EXERCISE DETAILS -> Copy the lines below without any changes, starting at the line that has "x-tick-label: 2019年 <box>292" and stopping after the line that has "y-tick-label: 0 <box>50 284 58 299</box>".
◇ ◇ ◇ ◇
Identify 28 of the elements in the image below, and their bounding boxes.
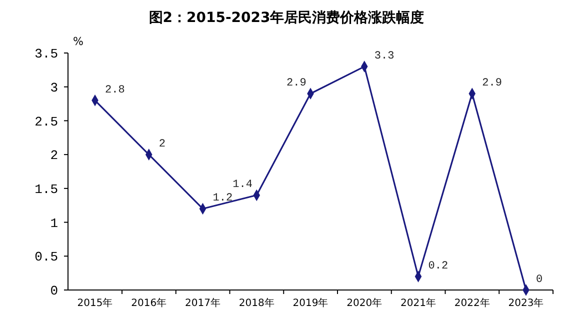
x-tick-label: 2019年 <box>292 297 328 309</box>
x-tick-label: 2022年 <box>454 297 490 309</box>
y-tick-label: 3 <box>50 80 58 96</box>
x-tick-label: 2015年 <box>77 297 113 309</box>
y-tick-label: 0.5 <box>34 250 58 265</box>
data-label: 2.8 <box>105 84 125 96</box>
data-label: 0.2 <box>428 260 448 272</box>
data-label: 3.3 <box>374 50 394 63</box>
x-tick-label: 2020年 <box>346 297 382 309</box>
data-label: 0 <box>536 274 543 286</box>
chart-title: 图2：2015-2023年居民消费价格涨跌幅度 <box>148 9 424 26</box>
data-label: 2.9 <box>286 78 306 90</box>
data-label: 1.2 <box>212 192 233 205</box>
data-label: 1.4 <box>232 179 253 192</box>
x-tick-label: 2023年 <box>508 297 544 309</box>
y-tick-label: 1 <box>50 216 58 231</box>
x-tick-label: 2016年 <box>131 297 167 309</box>
y-tick-label: 2 <box>50 148 58 164</box>
y-tick-label: 2.5 <box>34 114 58 130</box>
x-tick-label: 2021年 <box>400 297 436 309</box>
x-tick-label: 2018年 <box>238 297 274 309</box>
x-tick-label: 2017年 <box>185 297 220 309</box>
y-tick-label: 1.5 <box>34 182 58 197</box>
data-label: 2.9 <box>482 78 502 90</box>
y-tick-label: 0 <box>50 284 58 299</box>
y-tick-label: 3.5 <box>34 46 58 62</box>
data-label: 2 <box>158 138 166 151</box>
y-axis-title: % <box>73 35 84 48</box>
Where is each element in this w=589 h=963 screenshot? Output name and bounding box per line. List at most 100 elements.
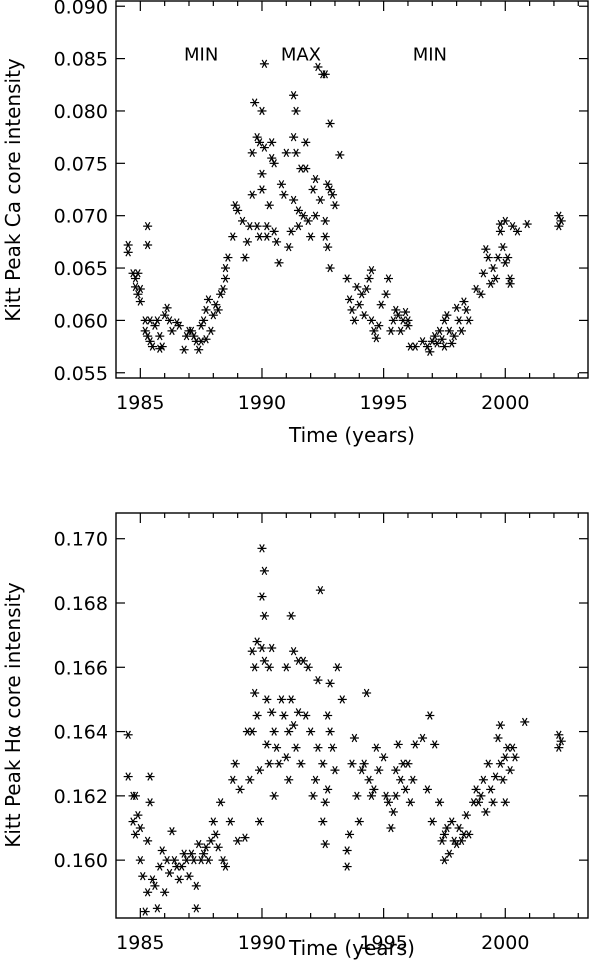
halpha-data-point bbox=[228, 775, 238, 784]
halpha-data-point bbox=[152, 904, 162, 913]
halpha-data-point bbox=[279, 711, 289, 720]
ca-data-point bbox=[293, 206, 303, 215]
ca-data-point bbox=[325, 119, 335, 128]
halpha-data-point bbox=[442, 823, 452, 833]
halpha-data-point bbox=[147, 875, 157, 884]
ca-data-point bbox=[508, 221, 518, 231]
halpha-x-tick-label: 1985 bbox=[116, 932, 164, 954]
halpha-data-point bbox=[174, 875, 184, 884]
ca-data-point bbox=[220, 274, 230, 283]
ca-data-point bbox=[388, 316, 398, 325]
ca-data-point bbox=[349, 316, 359, 325]
ca-data-point bbox=[495, 227, 505, 236]
halpha-data-point bbox=[165, 868, 175, 878]
halpha-data-point bbox=[191, 904, 201, 913]
ca-annotation-min-1: MIN bbox=[184, 44, 218, 65]
ca-data-point bbox=[359, 310, 369, 320]
ca-y-tick-label: 0.065 bbox=[54, 258, 108, 280]
ca-data-point bbox=[135, 297, 145, 306]
ca-data-point bbox=[393, 310, 403, 320]
halpha-data-point bbox=[303, 663, 313, 672]
halpha-data-point bbox=[342, 862, 352, 871]
ca-data-point bbox=[325, 263, 335, 273]
ca-data-point bbox=[439, 316, 449, 325]
halpha-data-point bbox=[257, 592, 267, 601]
ca-data-point bbox=[352, 282, 362, 292]
ca-data-point bbox=[342, 274, 352, 283]
ca-data-point bbox=[247, 148, 257, 158]
halpha-data-point bbox=[155, 862, 165, 871]
ca-data-point bbox=[201, 335, 211, 344]
ca-data-point bbox=[157, 342, 167, 351]
ca-data-point bbox=[347, 305, 357, 315]
halpha-data-point bbox=[186, 849, 196, 858]
ca-data-point bbox=[179, 345, 189, 354]
ca-data-point bbox=[262, 232, 272, 241]
halpha-data-point bbox=[274, 759, 284, 768]
halpha-data-point bbox=[272, 743, 282, 752]
ca-data-point bbox=[471, 284, 481, 294]
ca-data-point bbox=[291, 148, 301, 158]
halpha-data-point bbox=[476, 791, 486, 801]
halpha-data-point bbox=[369, 785, 379, 794]
halpha-data-point bbox=[493, 733, 503, 743]
ca-data-point bbox=[345, 295, 355, 304]
ca-data-point bbox=[274, 258, 284, 268]
halpha-x-ticks: 1985 1990 1995 2000 bbox=[116, 513, 579, 954]
halpha-data-point bbox=[505, 765, 515, 775]
halpha-data-point bbox=[252, 711, 262, 720]
halpha-y-tick-label: 0.170 bbox=[54, 529, 108, 551]
ca-data-point bbox=[281, 148, 291, 158]
halpha-data-point bbox=[235, 785, 245, 794]
halpha-data-point bbox=[495, 759, 505, 768]
ca-data-point bbox=[500, 258, 510, 268]
ca-data-point bbox=[500, 216, 510, 226]
ca-data-point bbox=[199, 316, 209, 325]
ca-data-point bbox=[203, 295, 213, 304]
ca-data-point bbox=[315, 195, 325, 205]
ca-data-point bbox=[362, 284, 372, 294]
ca-data-point bbox=[257, 185, 267, 194]
halpha-data-point bbox=[289, 720, 299, 730]
halpha-data-point bbox=[143, 836, 153, 846]
ca-data-point bbox=[442, 310, 452, 320]
ca-y-axis-title: Kitt Peak Ca core intensity bbox=[1, 58, 25, 322]
halpha-data-point bbox=[320, 798, 330, 807]
halpha-data-point bbox=[257, 544, 267, 553]
halpha-data-point bbox=[267, 708, 277, 717]
ca-data-point bbox=[320, 216, 330, 226]
halpha-data-point bbox=[157, 846, 167, 855]
ca-data-point bbox=[293, 221, 303, 231]
halpha-data-point bbox=[262, 740, 272, 749]
halpha-data-point bbox=[306, 727, 316, 736]
ca-data-point bbox=[320, 232, 330, 241]
ca-data-point bbox=[174, 321, 184, 330]
ca-data-point bbox=[374, 321, 384, 330]
ca-data-point bbox=[464, 316, 474, 325]
halpha-data-point bbox=[325, 679, 335, 688]
halpha-data-point bbox=[160, 888, 170, 897]
ca-data-point bbox=[196, 321, 206, 330]
halpha-data-point bbox=[133, 810, 143, 820]
ca-data-point bbox=[418, 337, 428, 346]
ca-data-point bbox=[162, 303, 172, 313]
ca-data-point bbox=[391, 305, 401, 315]
halpha-data-point bbox=[206, 836, 216, 846]
ca-data-point bbox=[152, 316, 162, 325]
halpha-data-point bbox=[439, 830, 449, 839]
ca-data-point bbox=[447, 339, 457, 348]
halpha-data-point bbox=[313, 743, 323, 752]
ca-data-point bbox=[483, 253, 493, 262]
ca-data-point bbox=[386, 326, 396, 336]
halpha-data-point bbox=[437, 836, 447, 846]
halpha-data-point bbox=[318, 817, 328, 826]
halpha-data-point bbox=[444, 849, 454, 858]
ca-y-tick-label: 0.075 bbox=[54, 153, 108, 175]
halpha-data-points bbox=[123, 544, 566, 916]
ca-data-point bbox=[289, 132, 299, 142]
ca-data-point bbox=[147, 342, 157, 351]
halpha-data-point bbox=[498, 775, 508, 784]
ca-x-tick-label: 1985 bbox=[116, 392, 164, 414]
halpha-data-point bbox=[495, 720, 505, 730]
◇ ◇ ◇ ◇
EXERCISE RESULT ->
x-tick-label: 2019年 <box>292 297 328 309</box>
x-tick-label: 2022年 <box>454 297 490 309</box>
y-tick-label: 3 <box>50 80 58 96</box>
x-tick-label: 2015年 <box>77 297 113 309</box>
y-tick-label: 0.5 <box>34 250 58 265</box>
data-label: 2.8 <box>105 84 125 96</box>
data-label: 0.2 <box>428 260 448 272</box>
data-label: 3.3 <box>374 50 394 63</box>
x-tick-label: 2020年 <box>346 297 382 309</box>
data-label: 0 <box>536 274 543 286</box>
chart-title: 图2：2015-2023年居民消费价格涨跌幅度 <box>148 9 424 26</box>
data-label: 2.9 <box>286 78 306 90</box>
data-label: 1.2 <box>212 192 233 205</box>
data-label: 1.4 <box>232 179 253 192</box>
x-tick-label: 2023年 <box>508 297 544 309</box>
y-tick-label: 1 <box>50 216 58 231</box>
x-tick-label: 2016年 <box>131 297 167 309</box>
y-tick-label: 2 <box>50 148 58 164</box>
y-tick-label: 2.5 <box>34 114 58 130</box>
x-tick-label: 2021年 <box>400 297 436 309</box>
x-tick-label: 2018年 <box>238 297 274 309</box>
x-tick-label: 2017年 <box>185 297 220 309</box>
y-tick-label: 1.5 <box>34 182 58 197</box>
data-label: 2.9 <box>482 78 502 90</box>
y-tick-label: 0 <box>50 284 58 299</box>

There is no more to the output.